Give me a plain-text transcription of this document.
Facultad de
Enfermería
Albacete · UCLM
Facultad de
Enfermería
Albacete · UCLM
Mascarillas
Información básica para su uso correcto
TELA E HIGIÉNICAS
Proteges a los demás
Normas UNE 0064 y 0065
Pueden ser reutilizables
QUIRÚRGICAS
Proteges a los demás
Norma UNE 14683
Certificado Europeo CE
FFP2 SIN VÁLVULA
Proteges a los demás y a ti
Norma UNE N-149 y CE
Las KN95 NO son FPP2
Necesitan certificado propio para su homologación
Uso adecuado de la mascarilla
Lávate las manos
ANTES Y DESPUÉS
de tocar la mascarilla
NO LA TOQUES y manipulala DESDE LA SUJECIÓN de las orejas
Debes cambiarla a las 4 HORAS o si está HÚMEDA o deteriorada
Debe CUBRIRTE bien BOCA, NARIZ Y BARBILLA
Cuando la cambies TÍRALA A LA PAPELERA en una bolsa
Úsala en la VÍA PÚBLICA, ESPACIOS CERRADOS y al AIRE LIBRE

*Job*. Give the listing again, word for word.

*Worked solution*.
Give me a plain-text transcription of this document.
Facultad de
Enfermería
Albacete · UCLM
Facultad de
Enfermería
Albacete · UCLM
Mascarillas
Información básica para su uso correcto
TELA E HIGIÉNICAS
Proteges a los demás
Normas UNE 0064 y 0065
Pueden ser reutilizables
QUIRÚRGICAS
Proteges a los demás
Norma UNE 14683
Certificado Europeo CE
FFP2 SIN VÁLVULA
Proteges a los demás y a ti
Norma UNE N-149 y CE
Las KN95 NO son FPP2
Necesitan certificado propio para su homologación
Uso adecuado de la mascarilla
Lávate las manos
ANTES Y DESPUÉS
de tocar la mascarilla
NO LA TOQUES y manipulala DESDE LA SUJECIÓN de las orejas
Debes cambiarla a las 4 HORAS o si está HÚMEDA o deteriorada
Debe CUBRIRTE bien BOCA, NARIZ Y BARBILLA
Cuando la cambies TÍRALA A LA PAPELERA en una bolsa
Úsala en la VÍA PÚBLICA, ESPACIOS CERRADOS y al AIRE LIBRE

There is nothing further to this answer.